Figure data in JSON
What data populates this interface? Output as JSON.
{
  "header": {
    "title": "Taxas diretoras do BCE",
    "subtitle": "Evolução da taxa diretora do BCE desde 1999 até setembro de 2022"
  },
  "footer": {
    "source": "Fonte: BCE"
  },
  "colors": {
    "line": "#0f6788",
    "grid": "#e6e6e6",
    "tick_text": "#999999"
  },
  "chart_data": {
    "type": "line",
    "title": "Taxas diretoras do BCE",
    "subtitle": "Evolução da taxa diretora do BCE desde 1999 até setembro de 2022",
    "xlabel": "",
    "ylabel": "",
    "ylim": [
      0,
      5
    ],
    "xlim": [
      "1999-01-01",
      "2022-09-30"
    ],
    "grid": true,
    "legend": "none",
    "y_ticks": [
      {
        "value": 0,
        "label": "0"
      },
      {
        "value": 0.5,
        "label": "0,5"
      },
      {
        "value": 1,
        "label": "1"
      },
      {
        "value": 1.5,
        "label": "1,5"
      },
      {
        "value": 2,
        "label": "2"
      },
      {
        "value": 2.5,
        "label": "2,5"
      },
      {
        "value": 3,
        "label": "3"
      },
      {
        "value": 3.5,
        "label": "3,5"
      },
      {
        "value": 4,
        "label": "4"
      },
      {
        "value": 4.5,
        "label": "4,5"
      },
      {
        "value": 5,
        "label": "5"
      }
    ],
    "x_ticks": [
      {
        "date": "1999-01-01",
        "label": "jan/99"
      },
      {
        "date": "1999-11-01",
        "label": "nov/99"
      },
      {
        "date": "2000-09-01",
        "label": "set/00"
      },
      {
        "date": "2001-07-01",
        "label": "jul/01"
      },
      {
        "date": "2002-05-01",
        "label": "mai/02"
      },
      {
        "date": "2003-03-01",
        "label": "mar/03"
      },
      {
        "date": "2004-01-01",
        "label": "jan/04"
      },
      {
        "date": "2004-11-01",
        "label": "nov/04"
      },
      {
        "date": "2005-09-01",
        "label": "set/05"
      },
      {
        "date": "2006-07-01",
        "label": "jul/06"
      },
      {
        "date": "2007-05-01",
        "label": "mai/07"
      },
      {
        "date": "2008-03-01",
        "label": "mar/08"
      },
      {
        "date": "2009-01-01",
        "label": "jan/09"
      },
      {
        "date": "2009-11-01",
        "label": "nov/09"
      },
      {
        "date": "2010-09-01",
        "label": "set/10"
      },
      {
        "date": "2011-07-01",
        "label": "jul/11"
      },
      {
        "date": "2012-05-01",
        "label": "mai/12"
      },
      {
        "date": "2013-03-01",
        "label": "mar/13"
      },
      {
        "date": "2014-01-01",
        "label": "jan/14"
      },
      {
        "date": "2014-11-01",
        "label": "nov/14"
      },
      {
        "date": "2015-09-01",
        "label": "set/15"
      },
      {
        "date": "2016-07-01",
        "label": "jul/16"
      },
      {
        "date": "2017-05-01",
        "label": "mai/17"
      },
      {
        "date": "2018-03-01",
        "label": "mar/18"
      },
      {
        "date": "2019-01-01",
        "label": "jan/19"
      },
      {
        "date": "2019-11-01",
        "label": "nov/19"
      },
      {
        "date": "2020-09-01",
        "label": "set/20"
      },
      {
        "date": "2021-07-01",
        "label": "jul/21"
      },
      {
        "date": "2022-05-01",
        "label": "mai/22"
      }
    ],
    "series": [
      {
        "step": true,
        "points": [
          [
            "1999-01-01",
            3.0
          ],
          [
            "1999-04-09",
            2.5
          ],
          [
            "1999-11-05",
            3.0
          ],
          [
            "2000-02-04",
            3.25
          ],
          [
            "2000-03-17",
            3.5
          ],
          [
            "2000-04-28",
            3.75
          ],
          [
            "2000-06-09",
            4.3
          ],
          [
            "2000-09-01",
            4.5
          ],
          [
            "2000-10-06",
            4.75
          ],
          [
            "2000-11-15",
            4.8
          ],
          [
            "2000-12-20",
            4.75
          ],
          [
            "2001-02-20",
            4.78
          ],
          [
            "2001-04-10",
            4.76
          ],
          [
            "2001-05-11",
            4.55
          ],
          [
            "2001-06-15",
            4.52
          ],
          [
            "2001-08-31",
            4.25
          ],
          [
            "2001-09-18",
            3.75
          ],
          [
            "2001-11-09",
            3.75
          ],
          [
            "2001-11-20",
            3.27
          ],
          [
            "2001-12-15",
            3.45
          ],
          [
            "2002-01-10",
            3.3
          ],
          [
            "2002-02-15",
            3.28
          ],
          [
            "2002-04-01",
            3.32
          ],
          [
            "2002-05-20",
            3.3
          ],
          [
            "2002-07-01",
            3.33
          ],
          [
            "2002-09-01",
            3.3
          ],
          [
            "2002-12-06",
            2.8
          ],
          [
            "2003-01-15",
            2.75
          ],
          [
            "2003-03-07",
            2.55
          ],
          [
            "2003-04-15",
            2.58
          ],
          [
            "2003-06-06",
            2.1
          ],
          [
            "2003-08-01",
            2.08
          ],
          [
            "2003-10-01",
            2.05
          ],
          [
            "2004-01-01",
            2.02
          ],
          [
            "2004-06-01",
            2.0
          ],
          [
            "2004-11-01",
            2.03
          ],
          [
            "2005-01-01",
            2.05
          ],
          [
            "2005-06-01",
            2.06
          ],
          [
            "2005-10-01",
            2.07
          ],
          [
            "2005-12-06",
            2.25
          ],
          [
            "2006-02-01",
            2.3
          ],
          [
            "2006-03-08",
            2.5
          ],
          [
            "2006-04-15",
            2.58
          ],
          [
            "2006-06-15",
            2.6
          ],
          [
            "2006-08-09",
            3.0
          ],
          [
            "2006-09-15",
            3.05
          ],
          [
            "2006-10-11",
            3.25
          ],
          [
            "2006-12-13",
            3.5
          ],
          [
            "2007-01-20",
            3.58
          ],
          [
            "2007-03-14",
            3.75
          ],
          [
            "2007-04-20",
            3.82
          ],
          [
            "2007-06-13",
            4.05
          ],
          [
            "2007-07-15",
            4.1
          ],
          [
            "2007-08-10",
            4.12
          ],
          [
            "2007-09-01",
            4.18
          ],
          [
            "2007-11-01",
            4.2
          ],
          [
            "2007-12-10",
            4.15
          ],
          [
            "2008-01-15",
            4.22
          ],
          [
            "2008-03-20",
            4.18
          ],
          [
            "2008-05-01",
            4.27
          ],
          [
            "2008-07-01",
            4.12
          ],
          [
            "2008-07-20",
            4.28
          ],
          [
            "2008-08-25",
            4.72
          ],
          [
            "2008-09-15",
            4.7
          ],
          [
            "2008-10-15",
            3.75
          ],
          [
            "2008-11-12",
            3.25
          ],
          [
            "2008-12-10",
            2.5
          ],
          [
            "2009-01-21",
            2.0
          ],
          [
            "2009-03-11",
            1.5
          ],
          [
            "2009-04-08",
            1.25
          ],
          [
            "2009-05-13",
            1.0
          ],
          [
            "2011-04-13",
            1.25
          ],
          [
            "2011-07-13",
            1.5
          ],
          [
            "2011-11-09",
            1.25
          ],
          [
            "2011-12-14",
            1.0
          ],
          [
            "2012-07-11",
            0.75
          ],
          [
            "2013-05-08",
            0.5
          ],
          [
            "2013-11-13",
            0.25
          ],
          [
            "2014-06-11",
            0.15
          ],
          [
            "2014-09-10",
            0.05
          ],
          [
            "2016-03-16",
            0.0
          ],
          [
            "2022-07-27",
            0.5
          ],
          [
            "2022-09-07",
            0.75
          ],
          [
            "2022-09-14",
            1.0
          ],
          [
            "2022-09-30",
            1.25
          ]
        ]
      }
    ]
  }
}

■ **Task to complete**
Reproduce each entry from the records above, character for character.

■ **Task output**
What data populates this interface? Output as JSON.
{
  "header": {
    "title": "Taxas diretoras do BCE",
    "subtitle": "Evolução da taxa diretora do BCE desde 1999 até setembro de 2022"
  },
  "footer": {
    "source": "Fonte: BCE"
  },
  "colors": {
    "line": "#0f6788",
    "grid": "#e6e6e6",
    "tick_text": "#999999"
  },
  "chart_data": {
    "type": "line",
    "title": "Taxas diretoras do BCE",
    "subtitle": "Evolução da taxa diretora do BCE desde 1999 até setembro de 2022",
    "xlabel": "",
    "ylabel": "",
    "ylim": [
      0,
      5
    ],
    "xlim": [
      "1999-01-01",
      "2022-09-30"
    ],
    "grid": true,
    "legend": "none",
    "y_ticks": [
      {
        "value": 0,
        "label": "0"
      },
      {
        "value": 0.5,
        "label": "0,5"
      },
      {
        "value": 1,
        "label": "1"
      },
      {
        "value": 1.5,
        "label": "1,5"
      },
      {
        "value": 2,
        "label": "2"
      },
      {
        "value": 2.5,
        "label": "2,5"
      },
      {
        "value": 3,
        "label": "3"
      },
      {
        "value": 3.5,
        "label": "3,5"
      },
      {
        "value": 4,
        "label": "4"
      },
      {
        "value": 4.5,
        "label": "4,5"
      },
      {
        "value": 5,
        "label": "5"
      }
    ],
    "x_ticks": [
      {
        "date": "1999-01-01",
        "label": "jan/99"
      },
      {
        "date": "1999-11-01",
        "label": "nov/99"
      },
      {
        "date": "2000-09-01",
        "label": "set/00"
      },
      {
        "date": "2001-07-01",
        "label": "jul/01"
      },
      {
        "date": "2002-05-01",
        "label": "mai/02"
      },
      {
        "date": "2003-03-01",
        "label": "mar/03"
      },
      {
        "date": "2004-01-01",
        "label": "jan/04"
      },
      {
        "date": "2004-11-01",
        "label": "nov/04"
      },
      {
        "date": "2005-09-01",
        "label": "set/05"
      },
      {
        "date": "2006-07-01",
        "label": "jul/06"
      },
      {
        "date": "2007-05-01",
        "label": "mai/07"
      },
      {
        "date": "2008-03-01",
        "label": "mar/08"
      },
      {
        "date": "2009-01-01",
        "label": "jan/09"
      },
      {
        "date": "2009-11-01",
        "label": "nov/09"
      },
      {
        "date": "2010-09-01",
        "label": "set/10"
      },
      {
        "date": "2011-07-01",
        "label": "jul/11"
      },
      {
        "date": "2012-05-01",
        "label": "mai/12"
      },
      {
        "date": "2013-03-01",
        "label": "mar/13"
      },
      {
        "date": "2014-01-01",
        "label": "jan/14"
      },
      {
        "date": "2014-11-01",
        "label": "nov/14"
      },
      {
        "date": "2015-09-01",
        "label": "set/15"
      },
      {
        "date": "2016-07-01",
        "label": "jul/16"
      },
      {
        "date": "2017-05-01",
        "label": "mai/17"
      },
      {
        "date": "2018-03-01",
        "label": "mar/18"
      },
      {
        "date": "2019-01-01",
        "label": "jan/19"
      },
      {
        "date": "2019-11-01",
        "label": "nov/19"
      },
      {
        "date": "2020-09-01",
        "label": "set/20"
      },
      {
        "date": "2021-07-01",
        "label": "jul/21"
      },
      {
        "date": "2022-05-01",
        "label": "mai/22"
      }
    ],
    "series": [
      {
        "step": true,
        "points": [
          [
            "1999-01-01",
            3.0
          ],
          [
            "1999-04-09",
            2.5
          ],
          [
            "1999-11-05",
            3.0
          ],
          [
            "2000-02-04",
            3.25
          ],
          [
            "2000-03-17",
            3.5
          ],
          [
            "2000-04-28",
            3.75
          ],
          [
            "2000-06-09",
            4.3
          ],
          [
            "2000-09-01",
            4.5
          ],
          [
            "2000-10-06",
            4.75
          ],
          [
            "2000-11-15",
            4.8
          ],
          [
            "2000-12-20",
            4.75
          ],
          [
            "2001-02-20",
            4.78
          ],
          [
            "2001-04-10",
            4.76
          ],
          [
            "2001-05-11",
            4.55
          ],
          [
            "2001-06-15",
            4.52
          ],
          [
            "2001-08-31",
            4.25
          ],
          [
            "2001-09-18",
            3.75
          ],
          [
            "2001-11-09",
            3.75
          ],
          [
            "2001-11-20",
            3.27
          ],
          [
            "2001-12-15",
            3.45
          ],
          [
            "2002-01-10",
            3.3
          ],
          [
            "2002-02-15",
            3.28
          ],
          [
            "2002-04-01",
            3.32
          ],
          [
            "2002-05-20",
            3.3
          ],
          [
            "2002-07-01",
            3.33
          ],
          [
            "2002-09-01",
            3.3
          ],
          [
            "2002-12-06",
            2.8
          ],
          [
            "2003-01-15",
            2.75
          ],
          [
            "2003-03-07",
            2.55
          ],
          [
            "2003-04-15",
            2.58
          ],
          [
            "2003-06-06",
            2.1
          ],
          [
            "2003-08-01",
            2.08
          ],
          [
            "2003-10-01",
            2.05
          ],
          [
            "2004-01-01",
            2.02
          ],
          [
            "2004-06-01",
            2.0
          ],
          [
            "2004-11-01",
            2.03
          ],
          [
            "2005-01-01",
            2.05
          ],
          [
            "2005-06-01",
            2.06
          ],
          [
            "2005-10-01",
            2.07
          ],
          [
            "2005-12-06",
            2.25
          ],
          [
            "2006-02-01",
            2.3
          ],
          [
            "2006-03-08",
            2.5
          ],
          [
            "2006-04-15",
            2.58
          ],
          [
            "2006-06-15",
            2.6
          ],
          [
            "2006-08-09",
            3.0
          ],
          [
            "2006-09-15",
            3.05
          ],
          [
            "2006-10-11",
            3.25
          ],
          [
            "2006-12-13",
            3.5
          ],
          [
            "2007-01-20",
            3.58
          ],
          [
            "2007-03-14",
            3.75
          ],
          [
            "2007-04-20",
            3.82
          ],
          [
            "2007-06-13",
            4.05
          ],
          [
            "2007-07-15",
            4.1
          ],
          [
            "2007-08-10",
            4.12
          ],
          [
            "2007-09-01",
            4.18
          ],
          [
            "2007-11-01",
            4.2
          ],
          [
            "2007-12-10",
            4.15
          ],
          [
            "2008-01-15",
            4.22
          ],
          [
            "2008-03-20",
            4.18
          ],
          [
            "2008-05-01",
            4.27
          ],
          [
            "2008-07-01",
            4.12
          ],
          [
            "2008-07-20",
            4.28
          ],
          [
            "2008-08-25",
            4.72
          ],
          [
            "2008-09-15",
            4.7
          ],
          [
            "2008-10-15",
            3.75
          ],
          [
            "2008-11-12",
            3.25
          ],
          [
            "2008-12-10",
            2.5
          ],
          [
            "2009-01-21",
            2.0
          ],
          [
            "2009-03-11",
            1.5
          ],
          [
            "2009-04-08",
            1.25
          ],
          [
            "2009-05-13",
            1.0
          ],
          [
            "2011-04-13",
            1.25
          ],
          [
            "2011-07-13",
            1.5
          ],
          [
            "2011-11-09",
            1.25
          ],
          [
            "2011-12-14",
            1.0
          ],
          [
            "2012-07-11",
            0.75
          ],
          [
            "2013-05-08",
            0.5
          ],
          [
            "2013-11-13",
            0.25
          ],
          [
            "2014-06-11",
            0.15
          ],
          [
            "2014-09-10",
            0.05
          ],
          [
            "2016-03-16",
            0.0
          ],
          [
            "2022-07-27",
            0.5
          ],
          [
            "2022-09-07",
            0.75
          ],
          [
            "2022-09-14",
            1.0
          ],
          [
            "2022-09-30",
            1.25
          ]
        ]
      }
    ]
  }
}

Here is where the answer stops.